To do:
All the data below goes into the copy word for word, but the pictures don't.
[START]
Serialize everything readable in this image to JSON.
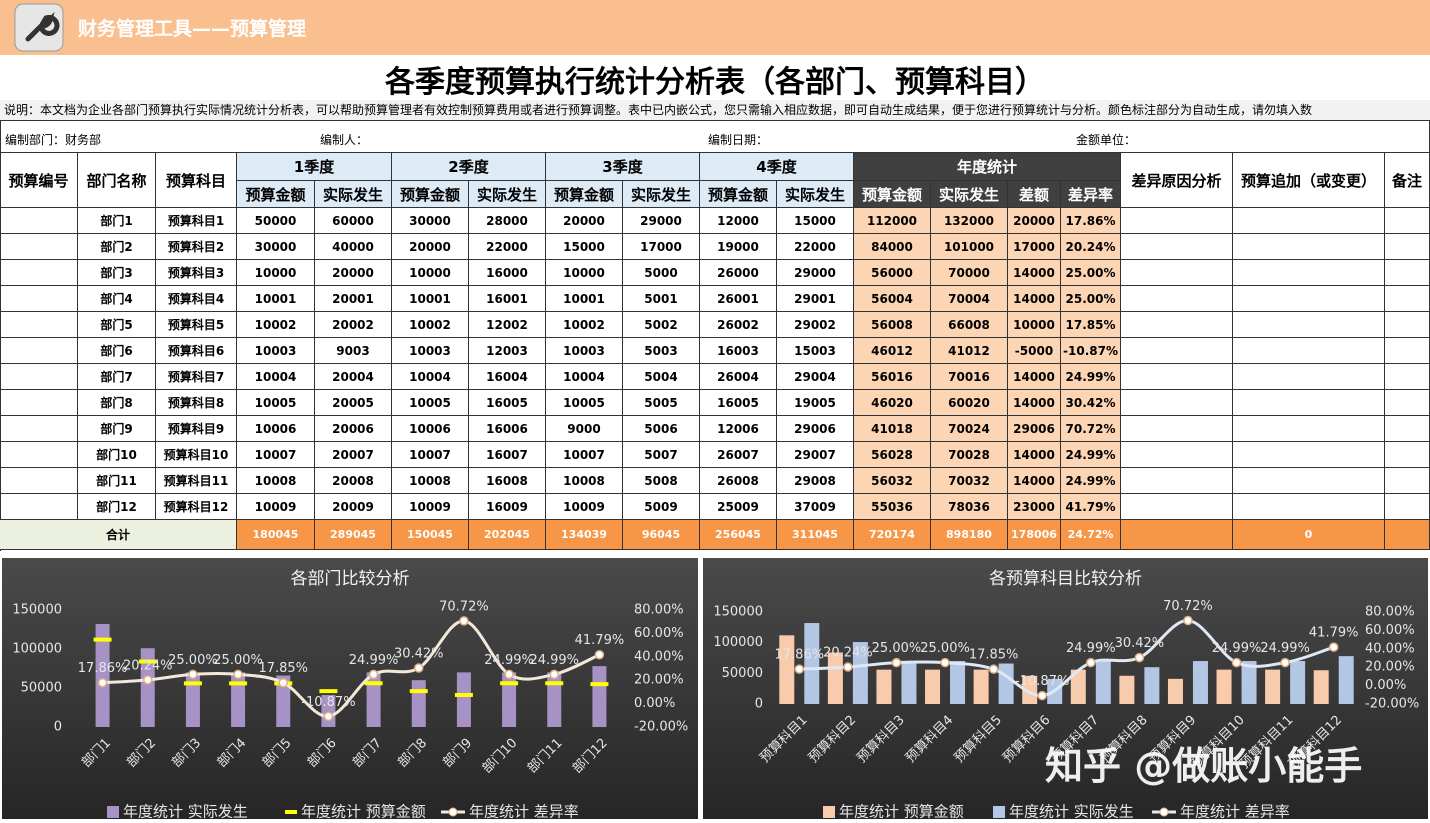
{
  "header": {
    "app_title": "财务管理工具——预算管理",
    "title": "各季度预算执行统计分析表（各部门、预算科目）",
    "note": "说明：本文档为企业各部门预算执行实际情况统计分析表，可以帮助预算管理者有效控制预算费用或者进行预算调整。表中已内嵌公式，您只需输入相应数据，即可自动生成结果，便于您进行预算统计与分析。颜色标注部分为自动生成，请勿填入数",
    "info": [
      "编制部门：财务部",
      "编制人：",
      "编制日期：",
      "金额单位："
    ]
  },
  "table": {
    "headers": [
      "预算编号",
      "部门名称",
      "预算科目",
      "1季度",
      "2季度",
      "3季度",
      "4季度",
      "年度统计",
      "差异原因分析",
      "预算追加（或变更）",
      "备注"
    ],
    "subheaders": [
      "预算金额",
      "实际发生",
      "预算金额",
      "实际发生",
      "预算金额",
      "实际发生",
      "预算金额",
      "实际发生",
      "预算金额",
      "实际发生",
      "差额",
      "差异率"
    ],
    "rows": [
      [
        "部门1",
        "预算科目1",
        50000,
        60000,
        30000,
        28000,
        20000,
        29000,
        12000,
        15000,
        112000,
        132000,
        20000,
        "17.86%"
      ],
      [
        "部门2",
        "预算科目2",
        30000,
        40000,
        20000,
        22000,
        15000,
        17000,
        19000,
        22000,
        84000,
        101000,
        17000,
        "20.24%"
      ],
      [
        "部门3",
        "预算科目3",
        10000,
        20000,
        10000,
        16000,
        10000,
        5000,
        26000,
        29000,
        56000,
        70000,
        14000,
        "25.00%"
      ],
      [
        "部门4",
        "预算科目4",
        10001,
        20001,
        10001,
        16001,
        10001,
        5001,
        26001,
        29001,
        56004,
        70004,
        14000,
        "25.00%"
      ],
      [
        "部门5",
        "预算科目5",
        10002,
        20002,
        10002,
        12002,
        10002,
        5002,
        26002,
        29002,
        56008,
        66008,
        10000,
        "17.85%"
      ],
      [
        "部门6",
        "预算科目6",
        10003,
        9003,
        10003,
        12003,
        10003,
        5003,
        16003,
        15003,
        46012,
        41012,
        -5000,
        "-10.87%"
      ],
      [
        "部门7",
        "预算科目7",
        10004,
        20004,
        10004,
        16004,
        10004,
        5004,
        26004,
        29004,
        56016,
        70016,
        14000,
        "24.99%"
      ],
      [
        "部门8",
        "预算科目8",
        10005,
        20005,
        10005,
        16005,
        10005,
        5005,
        16005,
        19005,
        46020,
        60020,
        14000,
        "30.42%"
      ],
      [
        "部门9",
        "预算科目9",
        10006,
        20006,
        10006,
        16006,
        9000,
        5006,
        12006,
        29006,
        41018,
        70024,
        29006,
        "70.72%"
      ],
      [
        "部门10",
        "预算科目10",
        10007,
        20007,
        10007,
        16007,
        10007,
        5007,
        26007,
        29007,
        56028,
        70028,
        14000,
        "24.99%"
      ],
      [
        "部门11",
        "预算科目11",
        10008,
        20008,
        10008,
        16008,
        10008,
        5008,
        26008,
        29008,
        56032,
        70032,
        14000,
        "24.99%"
      ],
      [
        "部门12",
        "预算科目12",
        10009,
        20009,
        10009,
        16009,
        10009,
        5009,
        25009,
        37009,
        55036,
        78036,
        23000,
        "41.79%"
      ]
    ],
    "total_label": "合计",
    "total": [
      180045,
      289045,
      150045,
      202045,
      134039,
      96045,
      256045,
      311045,
      720174,
      898180,
      178006,
      "24.72%"
    ],
    "total_addition": 0
  },
  "chart_data": [
    {
      "type": "combo",
      "title": "各部门比较分析",
      "categories": [
        "部门1",
        "部门2",
        "部门3",
        "部门4",
        "部门5",
        "部门6",
        "部门7",
        "部门8",
        "部门9",
        "部门10",
        "部门11",
        "部门12"
      ],
      "series": [
        {
          "name": "年度统计 实际发生",
          "type": "bar",
          "color": "#a792c6",
          "values": [
            132000,
            101000,
            70000,
            70004,
            66008,
            41012,
            70016,
            60020,
            70024,
            70028,
            70032,
            78036
          ]
        },
        {
          "name": "年度统计 预算金额",
          "type": "dash",
          "color": "#ffff00",
          "values": [
            112000,
            84000,
            56000,
            56004,
            56008,
            46012,
            56016,
            46020,
            41018,
            56028,
            56032,
            55036
          ]
        },
        {
          "name": "年度统计 差异率",
          "type": "line",
          "axis": "y2",
          "color": "#f3e9d8",
          "values": [
            17.86,
            20.24,
            25,
            25,
            17.85,
            -10.87,
            24.99,
            30.42,
            70.72,
            24.99,
            24.99,
            41.79
          ],
          "value_labels": [
            "17.86%",
            "20.24%",
            "25.00%",
            "25.00%",
            "17.85%",
            "-10.87%",
            "24.99%",
            "30.42%",
            "70.72%",
            "24.99%",
            "24.99%",
            "41.79%"
          ]
        }
      ],
      "ylim": [
        0,
        150000
      ],
      "yticks": [
        0,
        50000,
        100000,
        150000
      ],
      "y2lim": [
        -20,
        80
      ],
      "y2ticks": [
        {
          "value": -20,
          "label": "-20.00%"
        },
        {
          "value": 0,
          "label": "0.00%"
        },
        {
          "value": 20,
          "label": "20.00%"
        },
        {
          "value": 40,
          "label": "40.00%"
        },
        {
          "value": 60,
          "label": "60.00%"
        },
        {
          "value": 80,
          "label": "80.00%"
        }
      ]
    },
    {
      "type": "combo",
      "title": "各预算科目比较分析",
      "categories": [
        "预算科目1",
        "预算科目2",
        "预算科目3",
        "预算科目4",
        "预算科目5",
        "预算科目6",
        "预算科目7",
        "预算科目8",
        "预算科目9",
        "预算科目10",
        "预算科目11",
        "预算科目12"
      ],
      "series": [
        {
          "name": "年度统计 预算金额",
          "type": "bar",
          "color": "#f9cbad",
          "values": [
            112000,
            84000,
            56000,
            56004,
            56008,
            46012,
            56016,
            46020,
            41018,
            56028,
            56032,
            55036
          ]
        },
        {
          "name": "年度统计 实际发生",
          "type": "bar",
          "color": "#b3c7e4",
          "values": [
            132000,
            101000,
            70000,
            70004,
            66008,
            41012,
            70016,
            60020,
            70024,
            70028,
            70032,
            78036
          ]
        },
        {
          "name": "年度统计 差异率",
          "type": "line",
          "axis": "y2",
          "color": "#dfe8f5",
          "values": [
            17.86,
            20.24,
            25,
            25,
            17.85,
            -10.87,
            24.99,
            30.42,
            70.72,
            24.99,
            24.99,
            41.79
          ],
          "value_labels": [
            "17.86%",
            "20.24%",
            "25.00%",
            "25.00%",
            "17.85%",
            "-10.87%",
            "24.99%",
            "30.42%",
            "70.72%",
            "24.99%",
            "24.99%",
            "41.79%"
          ]
        }
      ],
      "ylim": [
        0,
        150000
      ],
      "yticks": [
        0,
        50000,
        100000,
        150000
      ],
      "y2lim": [
        -20,
        80
      ],
      "y2ticks": [
        {
          "value": -20,
          "label": "-20.00%"
        },
        {
          "value": 0,
          "label": "0.00%"
        },
        {
          "value": 20,
          "label": "20.00%"
        },
        {
          "value": 40,
          "label": "40.00%"
        },
        {
          "value": 60,
          "label": "60.00%"
        },
        {
          "value": 80,
          "label": "80.00%"
        }
      ]
    }
  ],
  "watermark": "知乎 @做账小能手"
}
[END]
Output for this task:
Serialize everything readable in this image to JSON.
{
  "header": {
    "app_title": "财务管理工具——预算管理",
    "title": "各季度预算执行统计分析表（各部门、预算科目）",
    "note": "说明：本文档为企业各部门预算执行实际情况统计分析表，可以帮助预算管理者有效控制预算费用或者进行预算调整。表中已内嵌公式，您只需输入相应数据，即可自动生成结果，便于您进行预算统计与分析。颜色标注部分为自动生成，请勿填入数",
    "info": [
      "编制部门：财务部",
      "编制人：",
      "编制日期：",
      "金额单位："
    ]
  },
  "table": {
    "headers": [
      "预算编号",
      "部门名称",
      "预算科目",
      "1季度",
      "2季度",
      "3季度",
      "4季度",
      "年度统计",
      "差异原因分析",
      "预算追加（或变更）",
      "备注"
    ],
    "subheaders": [
      "预算金额",
      "实际发生",
      "预算金额",
      "实际发生",
      "预算金额",
      "实际发生",
      "预算金额",
      "实际发生",
      "预算金额",
      "实际发生",
      "差额",
      "差异率"
    ],
    "rows": [
      [
        "部门1",
        "预算科目1",
        50000,
        60000,
        30000,
        28000,
        20000,
        29000,
        12000,
        15000,
        112000,
        132000,
        20000,
        "17.86%"
      ],
      [
        "部门2",
        "预算科目2",
        30000,
        40000,
        20000,
        22000,
        15000,
        17000,
        19000,
        22000,
        84000,
        101000,
        17000,
        "20.24%"
      ],
      [
        "部门3",
        "预算科目3",
        10000,
        20000,
        10000,
        16000,
        10000,
        5000,
        26000,
        29000,
        56000,
        70000,
        14000,
        "25.00%"
      ],
      [
        "部门4",
        "预算科目4",
        10001,
        20001,
        10001,
        16001,
        10001,
        5001,
        26001,
        29001,
        56004,
        70004,
        14000,
        "25.00%"
      ],
      [
        "部门5",
        "预算科目5",
        10002,
        20002,
        10002,
        12002,
        10002,
        5002,
        26002,
        29002,
        56008,
        66008,
        10000,
        "17.85%"
      ],
      [
        "部门6",
        "预算科目6",
        10003,
        9003,
        10003,
        12003,
        10003,
        5003,
        16003,
        15003,
        46012,
        41012,
        -5000,
        "-10.87%"
      ],
      [
        "部门7",
        "预算科目7",
        10004,
        20004,
        10004,
        16004,
        10004,
        5004,
        26004,
        29004,
        56016,
        70016,
        14000,
        "24.99%"
      ],
      [
        "部门8",
        "预算科目8",
        10005,
        20005,
        10005,
        16005,
        10005,
        5005,
        16005,
        19005,
        46020,
        60020,
        14000,
        "30.42%"
      ],
      [
        "部门9",
        "预算科目9",
        10006,
        20006,
        10006,
        16006,
        9000,
        5006,
        12006,
        29006,
        41018,
        70024,
        29006,
        "70.72%"
      ],
      [
        "部门10",
        "预算科目10",
        10007,
        20007,
        10007,
        16007,
        10007,
        5007,
        26007,
        29007,
        56028,
        70028,
        14000,
        "24.99%"
      ],
      [
        "部门11",
        "预算科目11",
        10008,
        20008,
        10008,
        16008,
        10008,
        5008,
        26008,
        29008,
        56032,
        70032,
        14000,
        "24.99%"
      ],
      [
        "部门12",
        "预算科目12",
        10009,
        20009,
        10009,
        16009,
        10009,
        5009,
        25009,
        37009,
        55036,
        78036,
        23000,
        "41.79%"
      ]
    ],
    "total_label": "合计",
    "total": [
      180045,
      289045,
      150045,
      202045,
      134039,
      96045,
      256045,
      311045,
      720174,
      898180,
      178006,
      "24.72%"
    ],
    "total_addition": 0
  },
  "chart_data": [
    {
      "type": "combo",
      "title": "各部门比较分析",
      "categories": [
        "部门1",
        "部门2",
        "部门3",
        "部门4",
        "部门5",
        "部门6",
        "部门7",
        "部门8",
        "部门9",
        "部门10",
        "部门11",
        "部门12"
      ],
      "series": [
        {
          "name": "年度统计 实际发生",
          "type": "bar",
          "color": "#a792c6",
          "values": [
            132000,
            101000,
            70000,
            70004,
            66008,
            41012,
            70016,
            60020,
            70024,
            70028,
            70032,
            78036
          ]
        },
        {
          "name": "年度统计 预算金额",
          "type": "dash",
          "color": "#ffff00",
          "values": [
            112000,
            84000,
            56000,
            56004,
            56008,
            46012,
            56016,
            46020,
            41018,
            56028,
            56032,
            55036
          ]
        },
        {
          "name": "年度统计 差异率",
          "type": "line",
          "axis": "y2",
          "color": "#f3e9d8",
          "values": [
            17.86,
            20.24,
            25,
            25,
            17.85,
            -10.87,
            24.99,
            30.42,
            70.72,
            24.99,
            24.99,
            41.79
          ],
          "value_labels": [
            "17.86%",
            "20.24%",
            "25.00%",
            "25.00%",
            "17.85%",
            "-10.87%",
            "24.99%",
            "30.42%",
            "70.72%",
            "24.99%",
            "24.99%",
            "41.79%"
          ]
        }
      ],
      "ylim": [
        0,
        150000
      ],
      "yticks": [
        0,
        50000,
        100000,
        150000
      ],
      "y2lim": [
        -20,
        80
      ],
      "y2ticks": [
        {
          "value": -20,
          "label": "-20.00%"
        },
        {
          "value": 0,
          "label": "0.00%"
        },
        {
          "value": 20,
          "label": "20.00%"
        },
        {
          "value": 40,
          "label": "40.00%"
        },
        {
          "value": 60,
          "label": "60.00%"
        },
        {
          "value": 80,
          "label": "80.00%"
        }
      ]
    },
    {
      "type": "combo",
      "title": "各预算科目比较分析",
      "categories": [
        "预算科目1",
        "预算科目2",
        "预算科目3",
        "预算科目4",
        "预算科目5",
        "预算科目6",
        "预算科目7",
        "预算科目8",
        "预算科目9",
        "预算科目10",
        "预算科目11",
        "预算科目12"
      ],
      "series": [
        {
          "name": "年度统计 预算金额",
          "type": "bar",
          "color": "#f9cbad",
          "values": [
            112000,
            84000,
            56000,
            56004,
            56008,
            46012,
            56016,
            46020,
            41018,
            56028,
            56032,
            55036
          ]
        },
        {
          "name": "年度统计 实际发生",
          "type": "bar",
          "color": "#b3c7e4",
          "values": [
            132000,
            101000,
            70000,
            70004,
            66008,
            41012,
            70016,
            60020,
            70024,
            70028,
            70032,
            78036
          ]
        },
        {
          "name": "年度统计 差异率",
          "type": "line",
          "axis": "y2",
          "color": "#dfe8f5",
          "values": [
            17.86,
            20.24,
            25,
            25,
            17.85,
            -10.87,
            24.99,
            30.42,
            70.72,
            24.99,
            24.99,
            41.79
          ],
          "value_labels": [
            "17.86%",
            "20.24%",
            "25.00%",
            "25.00%",
            "17.85%",
            "-10.87%",
            "24.99%",
            "30.42%",
            "70.72%",
            "24.99%",
            "24.99%",
            "41.79%"
          ]
        }
      ],
      "ylim": [
        0,
        150000
      ],
      "yticks": [
        0,
        50000,
        100000,
        150000
      ],
      "y2lim": [
        -20,
        80
      ],
      "y2ticks": [
        {
          "value": -20,
          "label": "-20.00%"
        },
        {
          "value": 0,
          "label": "0.00%"
        },
        {
          "value": 20,
          "label": "20.00%"
        },
        {
          "value": 40,
          "label": "40.00%"
        },
        {
          "value": 60,
          "label": "60.00%"
        },
        {
          "value": 80,
          "label": "80.00%"
        }
      ]
    }
  ],
  "watermark": "知乎 @做账小能手"
}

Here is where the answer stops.